- _Exercise aim_
Copy out the listing that follows, exactly, without its pictures.

- _Data for this exercise_
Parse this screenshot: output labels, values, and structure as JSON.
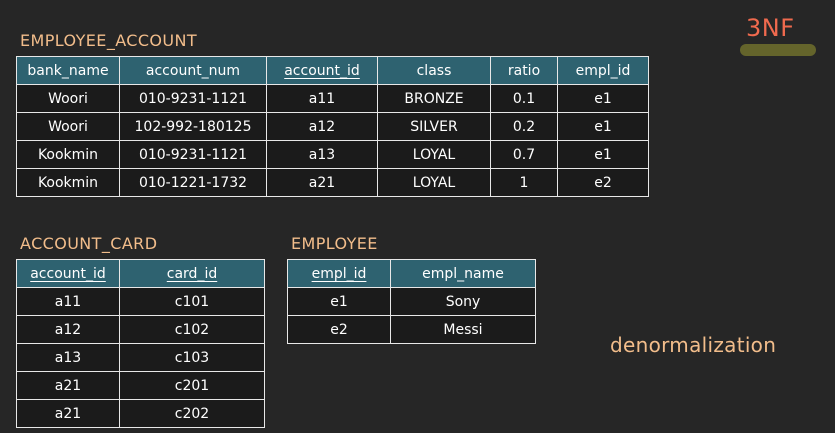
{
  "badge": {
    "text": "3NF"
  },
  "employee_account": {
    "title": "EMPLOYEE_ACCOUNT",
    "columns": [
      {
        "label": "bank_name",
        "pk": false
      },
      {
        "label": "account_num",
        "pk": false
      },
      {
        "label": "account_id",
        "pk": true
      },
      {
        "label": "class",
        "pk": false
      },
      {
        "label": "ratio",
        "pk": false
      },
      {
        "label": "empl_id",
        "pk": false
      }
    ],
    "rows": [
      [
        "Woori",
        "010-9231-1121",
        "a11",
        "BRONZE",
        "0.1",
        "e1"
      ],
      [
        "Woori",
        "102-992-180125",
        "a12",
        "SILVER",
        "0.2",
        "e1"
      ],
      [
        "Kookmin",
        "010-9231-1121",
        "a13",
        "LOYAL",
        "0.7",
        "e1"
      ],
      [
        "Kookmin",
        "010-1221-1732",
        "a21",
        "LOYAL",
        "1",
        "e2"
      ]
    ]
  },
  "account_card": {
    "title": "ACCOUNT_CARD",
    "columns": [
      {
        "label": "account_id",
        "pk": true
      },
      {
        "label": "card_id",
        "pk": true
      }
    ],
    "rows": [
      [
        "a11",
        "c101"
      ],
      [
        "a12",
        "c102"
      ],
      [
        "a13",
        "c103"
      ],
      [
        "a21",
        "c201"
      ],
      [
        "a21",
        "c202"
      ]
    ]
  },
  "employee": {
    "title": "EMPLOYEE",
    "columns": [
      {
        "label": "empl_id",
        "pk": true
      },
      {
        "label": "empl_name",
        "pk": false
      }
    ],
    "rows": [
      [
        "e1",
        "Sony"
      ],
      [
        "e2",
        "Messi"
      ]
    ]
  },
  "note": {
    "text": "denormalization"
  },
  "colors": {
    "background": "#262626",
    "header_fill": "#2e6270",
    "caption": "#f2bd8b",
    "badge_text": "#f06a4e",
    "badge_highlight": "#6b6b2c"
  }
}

- _Response to this task_
Parse this screenshot: output labels, values, and structure as JSON.
{
  "badge": {
    "text": "3NF"
  },
  "employee_account": {
    "title": "EMPLOYEE_ACCOUNT",
    "columns": [
      {
        "label": "bank_name",
        "pk": false
      },
      {
        "label": "account_num",
        "pk": false
      },
      {
        "label": "account_id",
        "pk": true
      },
      {
        "label": "class",
        "pk": false
      },
      {
        "label": "ratio",
        "pk": false
      },
      {
        "label": "empl_id",
        "pk": false
      }
    ],
    "rows": [
      [
        "Woori",
        "010-9231-1121",
        "a11",
        "BRONZE",
        "0.1",
        "e1"
      ],
      [
        "Woori",
        "102-992-180125",
        "a12",
        "SILVER",
        "0.2",
        "e1"
      ],
      [
        "Kookmin",
        "010-9231-1121",
        "a13",
        "LOYAL",
        "0.7",
        "e1"
      ],
      [
        "Kookmin",
        "010-1221-1732",
        "a21",
        "LOYAL",
        "1",
        "e2"
      ]
    ]
  },
  "account_card": {
    "title": "ACCOUNT_CARD",
    "columns": [
      {
        "label": "account_id",
        "pk": true
      },
      {
        "label": "card_id",
        "pk": true
      }
    ],
    "rows": [
      [
        "a11",
        "c101"
      ],
      [
        "a12",
        "c102"
      ],
      [
        "a13",
        "c103"
      ],
      [
        "a21",
        "c201"
      ],
      [
        "a21",
        "c202"
      ]
    ]
  },
  "employee": {
    "title": "EMPLOYEE",
    "columns": [
      {
        "label": "empl_id",
        "pk": true
      },
      {
        "label": "empl_name",
        "pk": false
      }
    ],
    "rows": [
      [
        "e1",
        "Sony"
      ],
      [
        "e2",
        "Messi"
      ]
    ]
  },
  "note": {
    "text": "denormalization"
  },
  "colors": {
    "background": "#262626",
    "header_fill": "#2e6270",
    "caption": "#f2bd8b",
    "badge_text": "#f06a4e",
    "badge_highlight": "#6b6b2c"
  }
}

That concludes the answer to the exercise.